WRITTEN PROBLEM → Exactly as given, repeat all of the entries.

────────

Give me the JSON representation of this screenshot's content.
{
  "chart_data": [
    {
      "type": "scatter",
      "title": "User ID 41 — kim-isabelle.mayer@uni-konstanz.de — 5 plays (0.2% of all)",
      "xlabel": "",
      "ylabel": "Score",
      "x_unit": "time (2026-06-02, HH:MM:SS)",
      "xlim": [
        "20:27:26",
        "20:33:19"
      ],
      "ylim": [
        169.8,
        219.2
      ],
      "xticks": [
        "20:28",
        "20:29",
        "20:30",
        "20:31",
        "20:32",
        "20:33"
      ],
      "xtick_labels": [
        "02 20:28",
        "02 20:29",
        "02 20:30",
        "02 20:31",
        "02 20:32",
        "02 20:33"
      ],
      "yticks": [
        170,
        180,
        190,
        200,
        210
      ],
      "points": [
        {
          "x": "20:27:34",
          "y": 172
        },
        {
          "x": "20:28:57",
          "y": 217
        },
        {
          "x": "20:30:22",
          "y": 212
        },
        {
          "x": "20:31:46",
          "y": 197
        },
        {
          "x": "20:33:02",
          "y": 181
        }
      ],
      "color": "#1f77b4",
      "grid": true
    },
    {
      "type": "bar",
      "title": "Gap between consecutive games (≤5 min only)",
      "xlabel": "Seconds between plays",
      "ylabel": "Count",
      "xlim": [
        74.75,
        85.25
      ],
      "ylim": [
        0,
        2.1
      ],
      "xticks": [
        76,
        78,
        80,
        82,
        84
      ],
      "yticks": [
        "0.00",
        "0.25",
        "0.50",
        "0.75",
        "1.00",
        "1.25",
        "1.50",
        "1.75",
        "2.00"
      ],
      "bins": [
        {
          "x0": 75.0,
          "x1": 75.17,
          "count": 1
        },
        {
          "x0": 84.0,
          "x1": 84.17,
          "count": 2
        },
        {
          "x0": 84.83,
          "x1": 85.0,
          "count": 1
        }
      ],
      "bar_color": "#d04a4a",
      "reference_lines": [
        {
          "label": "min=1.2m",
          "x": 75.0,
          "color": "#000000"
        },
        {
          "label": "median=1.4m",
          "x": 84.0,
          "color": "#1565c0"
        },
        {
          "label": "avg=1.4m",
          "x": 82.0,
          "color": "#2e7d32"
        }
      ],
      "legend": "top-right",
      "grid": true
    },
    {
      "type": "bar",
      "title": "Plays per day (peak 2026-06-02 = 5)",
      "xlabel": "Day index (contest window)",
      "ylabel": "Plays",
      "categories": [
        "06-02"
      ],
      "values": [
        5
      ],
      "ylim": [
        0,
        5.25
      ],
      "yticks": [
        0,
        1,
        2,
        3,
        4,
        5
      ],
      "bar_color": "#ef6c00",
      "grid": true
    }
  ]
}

────────

RESPONSE TO THE EXERCISE →
Give me the JSON representation of this screenshot's content.
{
  "chart_data": [
    {
      "type": "scatter",
      "title": "User ID 41 — kim-isabelle.mayer@uni-konstanz.de — 5 plays (0.2% of all)",
      "xlabel": "",
      "ylabel": "Score",
      "x_unit": "time (2026-06-02, HH:MM:SS)",
      "xlim": [
        "20:27:26",
        "20:33:19"
      ],
      "ylim": [
        169.8,
        219.2
      ],
      "xticks": [
        "20:28",
        "20:29",
        "20:30",
        "20:31",
        "20:32",
        "20:33"
      ],
      "xtick_labels": [
        "02 20:28",
        "02 20:29",
        "02 20:30",
        "02 20:31",
        "02 20:32",
        "02 20:33"
      ],
      "yticks": [
        170,
        180,
        190,
        200,
        210
      ],
      "points": [
        {
          "x": "20:27:34",
          "y": 172
        },
        {
          "x": "20:28:57",
          "y": 217
        },
        {
          "x": "20:30:22",
          "y": 212
        },
        {
          "x": "20:31:46",
          "y": 197
        },
        {
          "x": "20:33:02",
          "y": 181
        }
      ],
      "color": "#1f77b4",
      "grid": true
    },
    {
      "type": "bar",
      "title": "Gap between consecutive games (≤5 min only)",
      "xlabel": "Seconds between plays",
      "ylabel": "Count",
      "xlim": [
        74.75,
        85.25
      ],
      "ylim": [
        0,
        2.1
      ],
      "xticks": [
        76,
        78,
        80,
        82,
        84
      ],
      "yticks": [
        "0.00",
        "0.25",
        "0.50",
        "0.75",
        "1.00",
        "1.25",
        "1.50",
        "1.75",
        "2.00"
      ],
      "bins": [
        {
          "x0": 75.0,
          "x1": 75.17,
          "count": 1
        },
        {
          "x0": 84.0,
          "x1": 84.17,
          "count": 2
        },
        {
          "x0": 84.83,
          "x1": 85.0,
          "count": 1
        }
      ],
      "bar_color": "#d04a4a",
      "reference_lines": [
        {
          "label": "min=1.2m",
          "x": 75.0,
          "color": "#000000"
        },
        {
          "label": "median=1.4m",
          "x": 84.0,
          "color": "#1565c0"
        },
        {
          "label": "avg=1.4m",
          "x": 82.0,
          "color": "#2e7d32"
        }
      ],
      "legend": "top-right",
      "grid": true
    },
    {
      "type": "bar",
      "title": "Plays per day (peak 2026-06-02 = 5)",
      "xlabel": "Day index (contest window)",
      "ylabel": "Plays",
      "categories": [
        "06-02"
      ],
      "values": [
        5
      ],
      "ylim": [
        0,
        5.25
      ],
      "yticks": [
        0,
        1,
        2,
        3,
        4,
        5
      ],
      "bar_color": "#ef6c00",
      "grid": true
    }
  ]
}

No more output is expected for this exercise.